- [Exercise]:
Using the listing below, select the lines with the word "wyślij" and copy them.

Data excerpts
_ _ _

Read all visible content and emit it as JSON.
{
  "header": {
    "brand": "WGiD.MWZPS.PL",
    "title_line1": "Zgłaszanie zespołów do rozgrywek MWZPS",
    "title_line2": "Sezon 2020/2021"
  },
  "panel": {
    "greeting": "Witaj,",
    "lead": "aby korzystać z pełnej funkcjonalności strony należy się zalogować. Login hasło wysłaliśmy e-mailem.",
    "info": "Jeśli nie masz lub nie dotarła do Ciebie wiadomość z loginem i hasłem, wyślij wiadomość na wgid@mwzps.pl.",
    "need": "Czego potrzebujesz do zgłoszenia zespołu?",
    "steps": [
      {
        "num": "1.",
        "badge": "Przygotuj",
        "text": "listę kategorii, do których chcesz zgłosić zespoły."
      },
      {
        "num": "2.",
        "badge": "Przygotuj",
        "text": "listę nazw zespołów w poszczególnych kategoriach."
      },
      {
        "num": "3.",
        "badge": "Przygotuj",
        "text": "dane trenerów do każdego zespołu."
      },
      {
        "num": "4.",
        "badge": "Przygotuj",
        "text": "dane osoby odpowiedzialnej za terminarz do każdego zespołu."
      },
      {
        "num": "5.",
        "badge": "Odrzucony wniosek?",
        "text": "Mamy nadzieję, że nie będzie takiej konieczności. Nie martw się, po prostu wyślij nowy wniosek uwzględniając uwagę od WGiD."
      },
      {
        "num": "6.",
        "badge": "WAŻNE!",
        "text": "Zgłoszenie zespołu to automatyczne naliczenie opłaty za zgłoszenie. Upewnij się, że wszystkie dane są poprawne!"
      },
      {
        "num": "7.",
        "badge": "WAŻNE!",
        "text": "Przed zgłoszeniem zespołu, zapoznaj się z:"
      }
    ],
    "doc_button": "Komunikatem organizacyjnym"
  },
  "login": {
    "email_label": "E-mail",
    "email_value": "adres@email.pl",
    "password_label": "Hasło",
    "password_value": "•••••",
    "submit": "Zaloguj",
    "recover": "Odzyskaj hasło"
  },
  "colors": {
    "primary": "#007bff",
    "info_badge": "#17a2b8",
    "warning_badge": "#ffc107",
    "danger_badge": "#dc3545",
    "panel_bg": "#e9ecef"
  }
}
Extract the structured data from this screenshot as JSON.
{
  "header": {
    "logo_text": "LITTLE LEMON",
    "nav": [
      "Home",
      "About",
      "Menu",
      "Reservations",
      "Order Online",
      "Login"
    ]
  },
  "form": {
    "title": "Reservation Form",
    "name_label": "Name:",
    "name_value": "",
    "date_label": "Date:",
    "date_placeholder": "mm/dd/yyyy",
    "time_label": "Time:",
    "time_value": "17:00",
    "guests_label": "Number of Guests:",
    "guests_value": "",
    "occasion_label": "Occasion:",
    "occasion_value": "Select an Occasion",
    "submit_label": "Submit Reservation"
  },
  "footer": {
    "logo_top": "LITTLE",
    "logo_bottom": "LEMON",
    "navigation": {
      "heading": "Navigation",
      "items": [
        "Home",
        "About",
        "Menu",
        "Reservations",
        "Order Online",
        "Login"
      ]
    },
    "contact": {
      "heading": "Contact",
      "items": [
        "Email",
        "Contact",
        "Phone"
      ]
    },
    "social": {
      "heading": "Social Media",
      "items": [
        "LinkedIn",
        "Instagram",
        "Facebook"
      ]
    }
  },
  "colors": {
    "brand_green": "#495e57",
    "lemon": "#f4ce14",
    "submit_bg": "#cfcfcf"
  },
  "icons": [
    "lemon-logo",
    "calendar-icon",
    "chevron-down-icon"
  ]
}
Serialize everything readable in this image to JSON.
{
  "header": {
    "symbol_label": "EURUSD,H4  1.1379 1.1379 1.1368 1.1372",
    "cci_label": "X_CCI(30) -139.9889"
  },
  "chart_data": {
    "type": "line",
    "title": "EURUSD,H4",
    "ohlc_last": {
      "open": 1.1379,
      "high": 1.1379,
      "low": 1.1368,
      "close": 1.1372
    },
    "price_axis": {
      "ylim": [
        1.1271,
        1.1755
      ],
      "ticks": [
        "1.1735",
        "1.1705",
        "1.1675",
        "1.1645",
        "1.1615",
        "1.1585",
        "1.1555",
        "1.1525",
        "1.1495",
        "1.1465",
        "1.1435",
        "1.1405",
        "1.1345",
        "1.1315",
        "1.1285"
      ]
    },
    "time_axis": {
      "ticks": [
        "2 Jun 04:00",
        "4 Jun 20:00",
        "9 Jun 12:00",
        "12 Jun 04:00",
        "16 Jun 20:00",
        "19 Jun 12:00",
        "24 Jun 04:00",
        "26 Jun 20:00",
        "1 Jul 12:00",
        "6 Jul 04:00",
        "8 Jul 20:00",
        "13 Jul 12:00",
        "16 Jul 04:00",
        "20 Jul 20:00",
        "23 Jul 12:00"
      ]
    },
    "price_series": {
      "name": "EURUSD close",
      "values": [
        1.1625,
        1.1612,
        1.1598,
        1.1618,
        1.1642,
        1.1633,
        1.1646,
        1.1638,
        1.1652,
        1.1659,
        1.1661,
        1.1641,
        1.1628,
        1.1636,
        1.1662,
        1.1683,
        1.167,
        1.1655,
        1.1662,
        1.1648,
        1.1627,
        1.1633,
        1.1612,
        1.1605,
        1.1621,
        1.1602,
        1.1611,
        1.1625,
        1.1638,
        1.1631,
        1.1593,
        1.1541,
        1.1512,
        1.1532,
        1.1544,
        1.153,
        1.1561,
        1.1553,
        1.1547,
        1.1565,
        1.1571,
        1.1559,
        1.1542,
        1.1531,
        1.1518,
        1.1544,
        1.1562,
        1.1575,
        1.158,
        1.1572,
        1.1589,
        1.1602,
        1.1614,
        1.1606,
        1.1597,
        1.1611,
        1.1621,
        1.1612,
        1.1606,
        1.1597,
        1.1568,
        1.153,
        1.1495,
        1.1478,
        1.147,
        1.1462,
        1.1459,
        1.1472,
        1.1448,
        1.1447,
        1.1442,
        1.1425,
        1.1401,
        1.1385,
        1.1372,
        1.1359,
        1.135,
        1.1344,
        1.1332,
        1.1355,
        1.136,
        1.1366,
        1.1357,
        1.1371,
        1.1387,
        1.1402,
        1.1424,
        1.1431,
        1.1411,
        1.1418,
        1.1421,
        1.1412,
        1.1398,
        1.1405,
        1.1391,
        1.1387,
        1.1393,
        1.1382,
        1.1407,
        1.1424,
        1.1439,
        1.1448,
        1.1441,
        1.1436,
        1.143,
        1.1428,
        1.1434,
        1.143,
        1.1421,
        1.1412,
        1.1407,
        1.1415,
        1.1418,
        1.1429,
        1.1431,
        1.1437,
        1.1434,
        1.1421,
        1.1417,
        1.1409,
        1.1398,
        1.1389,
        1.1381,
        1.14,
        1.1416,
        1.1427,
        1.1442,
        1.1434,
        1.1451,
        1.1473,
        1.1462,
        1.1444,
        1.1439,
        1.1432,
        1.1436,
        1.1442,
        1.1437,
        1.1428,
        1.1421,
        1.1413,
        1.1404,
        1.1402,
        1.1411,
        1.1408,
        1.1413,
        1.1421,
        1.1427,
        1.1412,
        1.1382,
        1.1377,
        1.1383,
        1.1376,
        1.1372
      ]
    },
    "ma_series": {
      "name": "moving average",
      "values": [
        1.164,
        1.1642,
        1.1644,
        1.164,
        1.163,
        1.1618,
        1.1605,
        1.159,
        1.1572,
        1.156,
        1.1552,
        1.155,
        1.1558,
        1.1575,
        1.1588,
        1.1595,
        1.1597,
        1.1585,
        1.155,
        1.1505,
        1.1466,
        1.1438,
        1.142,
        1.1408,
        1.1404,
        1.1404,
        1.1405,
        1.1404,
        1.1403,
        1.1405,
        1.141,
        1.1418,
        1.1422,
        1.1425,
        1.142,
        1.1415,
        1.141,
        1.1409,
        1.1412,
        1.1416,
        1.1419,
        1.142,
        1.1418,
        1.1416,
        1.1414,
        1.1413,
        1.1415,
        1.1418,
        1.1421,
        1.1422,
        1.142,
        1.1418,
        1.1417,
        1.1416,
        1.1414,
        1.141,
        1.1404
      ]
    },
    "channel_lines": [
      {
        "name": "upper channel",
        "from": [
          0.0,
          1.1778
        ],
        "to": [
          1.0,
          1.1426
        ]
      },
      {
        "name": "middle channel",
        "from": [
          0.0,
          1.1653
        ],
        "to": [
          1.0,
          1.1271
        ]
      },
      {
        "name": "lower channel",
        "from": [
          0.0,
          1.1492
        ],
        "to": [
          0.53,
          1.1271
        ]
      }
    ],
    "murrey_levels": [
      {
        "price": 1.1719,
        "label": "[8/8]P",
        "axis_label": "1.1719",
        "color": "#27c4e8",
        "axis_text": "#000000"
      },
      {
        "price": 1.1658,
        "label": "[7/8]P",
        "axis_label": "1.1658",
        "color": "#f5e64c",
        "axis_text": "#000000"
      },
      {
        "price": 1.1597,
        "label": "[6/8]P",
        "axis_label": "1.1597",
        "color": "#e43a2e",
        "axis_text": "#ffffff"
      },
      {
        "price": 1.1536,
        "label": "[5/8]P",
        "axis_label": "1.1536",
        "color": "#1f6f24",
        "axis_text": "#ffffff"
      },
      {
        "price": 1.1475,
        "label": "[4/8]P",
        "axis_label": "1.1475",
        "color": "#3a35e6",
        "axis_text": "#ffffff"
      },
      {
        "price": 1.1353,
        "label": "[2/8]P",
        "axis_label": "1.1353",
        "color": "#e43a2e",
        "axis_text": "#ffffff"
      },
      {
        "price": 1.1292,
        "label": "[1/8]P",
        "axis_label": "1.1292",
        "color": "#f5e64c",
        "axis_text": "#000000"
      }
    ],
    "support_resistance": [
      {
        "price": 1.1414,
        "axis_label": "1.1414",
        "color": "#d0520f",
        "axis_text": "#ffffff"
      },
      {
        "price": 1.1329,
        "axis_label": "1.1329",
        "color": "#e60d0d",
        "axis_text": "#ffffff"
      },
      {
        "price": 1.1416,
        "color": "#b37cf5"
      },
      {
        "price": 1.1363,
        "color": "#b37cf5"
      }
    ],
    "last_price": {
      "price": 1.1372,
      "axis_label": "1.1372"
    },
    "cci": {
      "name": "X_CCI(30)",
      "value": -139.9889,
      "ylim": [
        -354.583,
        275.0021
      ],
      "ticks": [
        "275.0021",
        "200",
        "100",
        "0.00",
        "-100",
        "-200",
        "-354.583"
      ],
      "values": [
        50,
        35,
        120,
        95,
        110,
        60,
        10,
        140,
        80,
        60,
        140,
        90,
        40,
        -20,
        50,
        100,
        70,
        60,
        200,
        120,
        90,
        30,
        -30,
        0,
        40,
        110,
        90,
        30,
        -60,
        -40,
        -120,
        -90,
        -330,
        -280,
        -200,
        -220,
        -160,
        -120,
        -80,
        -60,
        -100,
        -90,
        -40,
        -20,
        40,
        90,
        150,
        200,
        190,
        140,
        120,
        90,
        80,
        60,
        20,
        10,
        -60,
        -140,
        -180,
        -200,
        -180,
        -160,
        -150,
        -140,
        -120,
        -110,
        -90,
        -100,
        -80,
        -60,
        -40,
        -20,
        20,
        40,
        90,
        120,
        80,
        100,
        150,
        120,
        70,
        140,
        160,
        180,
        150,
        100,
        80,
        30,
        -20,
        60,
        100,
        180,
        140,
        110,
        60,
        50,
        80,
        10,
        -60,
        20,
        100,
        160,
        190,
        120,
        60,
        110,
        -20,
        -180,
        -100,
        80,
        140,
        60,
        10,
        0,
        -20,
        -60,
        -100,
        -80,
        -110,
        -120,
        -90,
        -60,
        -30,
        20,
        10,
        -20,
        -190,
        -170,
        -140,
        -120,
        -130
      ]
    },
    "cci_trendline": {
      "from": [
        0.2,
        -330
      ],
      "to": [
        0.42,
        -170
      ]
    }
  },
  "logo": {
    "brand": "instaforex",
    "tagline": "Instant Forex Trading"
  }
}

_ _ _

- [Task solution]:
    "info": "Jeśli nie masz lub nie dotarła do Ciebie wiadomość z loginem i hasłem, wyślij wiadomość na wgid@mwzps.pl.",
        "text": "Mamy nadzieję, że nie będzie takiej konieczności. Nie martw się, po prostu wyślij nowy wniosek uwzględniając uwagę od WGiD."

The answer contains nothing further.